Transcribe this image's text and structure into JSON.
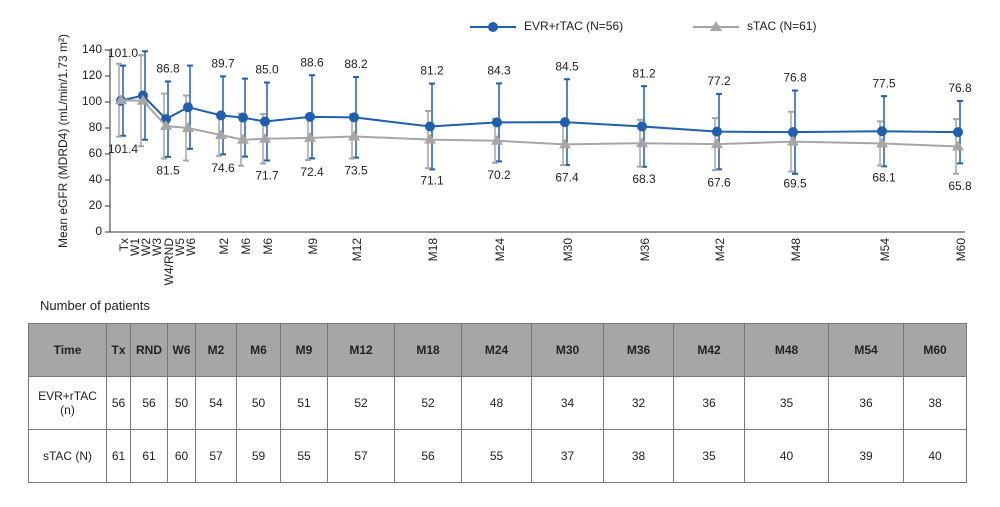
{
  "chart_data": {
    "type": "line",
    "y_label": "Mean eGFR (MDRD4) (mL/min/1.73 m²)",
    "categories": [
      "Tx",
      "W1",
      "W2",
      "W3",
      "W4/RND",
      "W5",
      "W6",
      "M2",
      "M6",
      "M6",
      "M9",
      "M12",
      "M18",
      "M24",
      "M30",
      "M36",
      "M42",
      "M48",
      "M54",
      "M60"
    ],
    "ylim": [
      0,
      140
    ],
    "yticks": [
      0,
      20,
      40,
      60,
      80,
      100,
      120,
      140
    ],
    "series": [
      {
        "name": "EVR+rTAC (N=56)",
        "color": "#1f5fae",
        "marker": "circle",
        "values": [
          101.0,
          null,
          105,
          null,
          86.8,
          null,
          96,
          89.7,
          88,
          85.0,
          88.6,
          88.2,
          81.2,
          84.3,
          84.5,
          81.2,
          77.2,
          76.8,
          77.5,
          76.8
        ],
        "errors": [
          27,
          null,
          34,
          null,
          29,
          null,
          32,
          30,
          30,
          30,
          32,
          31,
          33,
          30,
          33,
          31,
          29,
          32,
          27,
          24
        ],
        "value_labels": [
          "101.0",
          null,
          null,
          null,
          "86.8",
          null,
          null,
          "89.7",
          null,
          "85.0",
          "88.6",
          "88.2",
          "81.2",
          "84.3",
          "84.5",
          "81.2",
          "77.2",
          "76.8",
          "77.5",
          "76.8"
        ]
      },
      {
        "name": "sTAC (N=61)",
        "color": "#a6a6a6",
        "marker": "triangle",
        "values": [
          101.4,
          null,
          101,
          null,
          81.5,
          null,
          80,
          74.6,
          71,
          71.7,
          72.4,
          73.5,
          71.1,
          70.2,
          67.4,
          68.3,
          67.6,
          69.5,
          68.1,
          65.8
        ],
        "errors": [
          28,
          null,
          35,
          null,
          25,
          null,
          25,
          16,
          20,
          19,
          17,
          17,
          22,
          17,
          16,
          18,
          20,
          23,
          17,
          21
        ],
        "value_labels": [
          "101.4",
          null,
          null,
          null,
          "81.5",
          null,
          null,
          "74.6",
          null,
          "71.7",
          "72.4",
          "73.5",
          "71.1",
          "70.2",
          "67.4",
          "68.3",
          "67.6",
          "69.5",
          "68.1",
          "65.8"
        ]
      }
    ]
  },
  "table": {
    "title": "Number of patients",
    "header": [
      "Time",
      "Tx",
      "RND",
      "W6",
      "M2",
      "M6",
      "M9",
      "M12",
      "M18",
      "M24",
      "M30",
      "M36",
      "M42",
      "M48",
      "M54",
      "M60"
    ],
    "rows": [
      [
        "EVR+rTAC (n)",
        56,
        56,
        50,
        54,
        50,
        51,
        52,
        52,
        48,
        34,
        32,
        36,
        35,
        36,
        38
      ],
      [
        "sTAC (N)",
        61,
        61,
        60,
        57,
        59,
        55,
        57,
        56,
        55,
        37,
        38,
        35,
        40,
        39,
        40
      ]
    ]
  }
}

+++

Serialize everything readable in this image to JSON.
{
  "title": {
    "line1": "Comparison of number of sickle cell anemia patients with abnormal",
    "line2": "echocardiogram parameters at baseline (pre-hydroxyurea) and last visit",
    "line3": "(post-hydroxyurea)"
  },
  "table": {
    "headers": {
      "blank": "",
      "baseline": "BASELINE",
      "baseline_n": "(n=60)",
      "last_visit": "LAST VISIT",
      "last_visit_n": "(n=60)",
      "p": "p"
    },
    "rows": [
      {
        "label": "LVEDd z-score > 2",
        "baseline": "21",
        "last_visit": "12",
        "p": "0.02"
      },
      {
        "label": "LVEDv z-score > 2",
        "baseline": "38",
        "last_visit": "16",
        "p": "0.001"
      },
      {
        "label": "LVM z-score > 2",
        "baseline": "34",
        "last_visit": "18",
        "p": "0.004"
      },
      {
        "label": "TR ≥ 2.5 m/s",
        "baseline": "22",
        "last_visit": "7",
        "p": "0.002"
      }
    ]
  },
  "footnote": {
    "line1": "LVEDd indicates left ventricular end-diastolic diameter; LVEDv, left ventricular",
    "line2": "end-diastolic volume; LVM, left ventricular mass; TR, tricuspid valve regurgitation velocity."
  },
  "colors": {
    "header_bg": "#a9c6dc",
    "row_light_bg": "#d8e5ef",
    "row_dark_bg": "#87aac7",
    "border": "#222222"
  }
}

+++

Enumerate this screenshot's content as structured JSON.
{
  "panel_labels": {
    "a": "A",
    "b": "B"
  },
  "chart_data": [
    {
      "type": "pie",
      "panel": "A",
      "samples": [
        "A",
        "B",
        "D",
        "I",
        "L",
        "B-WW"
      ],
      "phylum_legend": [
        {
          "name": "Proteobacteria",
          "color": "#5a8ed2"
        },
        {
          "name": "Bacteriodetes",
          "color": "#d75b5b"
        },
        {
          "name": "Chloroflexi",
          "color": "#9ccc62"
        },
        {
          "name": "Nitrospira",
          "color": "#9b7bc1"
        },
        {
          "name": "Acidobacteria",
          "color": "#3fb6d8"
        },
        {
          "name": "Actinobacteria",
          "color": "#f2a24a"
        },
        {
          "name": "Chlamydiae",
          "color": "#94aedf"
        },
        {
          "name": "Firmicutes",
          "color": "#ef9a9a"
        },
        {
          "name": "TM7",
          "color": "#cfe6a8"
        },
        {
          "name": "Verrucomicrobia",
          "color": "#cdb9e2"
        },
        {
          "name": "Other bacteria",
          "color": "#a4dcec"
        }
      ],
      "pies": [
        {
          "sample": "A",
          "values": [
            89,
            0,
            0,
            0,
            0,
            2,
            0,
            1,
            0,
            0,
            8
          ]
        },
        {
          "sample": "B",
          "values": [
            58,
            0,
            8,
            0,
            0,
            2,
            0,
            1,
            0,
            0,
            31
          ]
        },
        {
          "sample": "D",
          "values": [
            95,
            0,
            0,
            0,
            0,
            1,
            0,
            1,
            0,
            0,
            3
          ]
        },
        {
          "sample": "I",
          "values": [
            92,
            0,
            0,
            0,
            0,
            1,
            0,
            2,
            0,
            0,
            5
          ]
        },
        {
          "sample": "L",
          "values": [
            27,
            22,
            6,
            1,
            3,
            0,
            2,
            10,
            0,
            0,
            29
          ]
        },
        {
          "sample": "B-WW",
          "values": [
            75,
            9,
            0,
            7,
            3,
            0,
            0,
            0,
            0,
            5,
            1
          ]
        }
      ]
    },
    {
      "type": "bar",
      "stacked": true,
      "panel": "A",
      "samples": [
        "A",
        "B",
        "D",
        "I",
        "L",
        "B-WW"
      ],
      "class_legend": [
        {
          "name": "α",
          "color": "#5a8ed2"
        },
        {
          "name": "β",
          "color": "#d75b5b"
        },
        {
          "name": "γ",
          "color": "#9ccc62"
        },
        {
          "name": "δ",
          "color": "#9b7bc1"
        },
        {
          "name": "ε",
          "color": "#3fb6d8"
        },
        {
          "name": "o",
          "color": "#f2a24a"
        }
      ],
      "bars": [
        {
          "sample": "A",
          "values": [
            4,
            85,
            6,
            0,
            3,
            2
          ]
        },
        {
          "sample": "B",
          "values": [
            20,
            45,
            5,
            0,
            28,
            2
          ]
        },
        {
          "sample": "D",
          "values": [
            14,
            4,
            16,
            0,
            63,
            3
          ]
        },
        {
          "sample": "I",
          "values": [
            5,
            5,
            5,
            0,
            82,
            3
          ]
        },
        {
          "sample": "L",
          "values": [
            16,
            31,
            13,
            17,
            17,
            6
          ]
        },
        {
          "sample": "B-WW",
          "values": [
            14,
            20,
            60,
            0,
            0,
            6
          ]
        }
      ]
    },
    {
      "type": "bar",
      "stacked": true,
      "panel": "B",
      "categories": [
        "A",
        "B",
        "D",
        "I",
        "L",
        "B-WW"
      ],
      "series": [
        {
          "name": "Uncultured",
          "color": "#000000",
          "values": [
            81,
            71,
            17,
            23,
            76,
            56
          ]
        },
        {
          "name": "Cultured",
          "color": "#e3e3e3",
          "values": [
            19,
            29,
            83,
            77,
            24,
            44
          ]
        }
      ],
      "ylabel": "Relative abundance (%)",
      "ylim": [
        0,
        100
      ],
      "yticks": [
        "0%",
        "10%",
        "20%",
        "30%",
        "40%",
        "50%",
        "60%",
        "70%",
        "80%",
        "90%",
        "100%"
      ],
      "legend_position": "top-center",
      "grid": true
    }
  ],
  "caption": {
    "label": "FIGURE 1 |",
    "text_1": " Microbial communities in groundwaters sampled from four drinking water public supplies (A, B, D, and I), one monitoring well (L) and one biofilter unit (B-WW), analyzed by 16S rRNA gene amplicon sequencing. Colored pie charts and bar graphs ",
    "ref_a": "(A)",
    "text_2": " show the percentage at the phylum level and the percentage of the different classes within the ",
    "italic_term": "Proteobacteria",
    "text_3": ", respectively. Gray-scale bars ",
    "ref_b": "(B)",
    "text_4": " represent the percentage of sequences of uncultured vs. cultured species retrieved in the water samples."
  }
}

+++

In the listing above, how many of the lines contain the string "bars"? Respond with the number alone.

2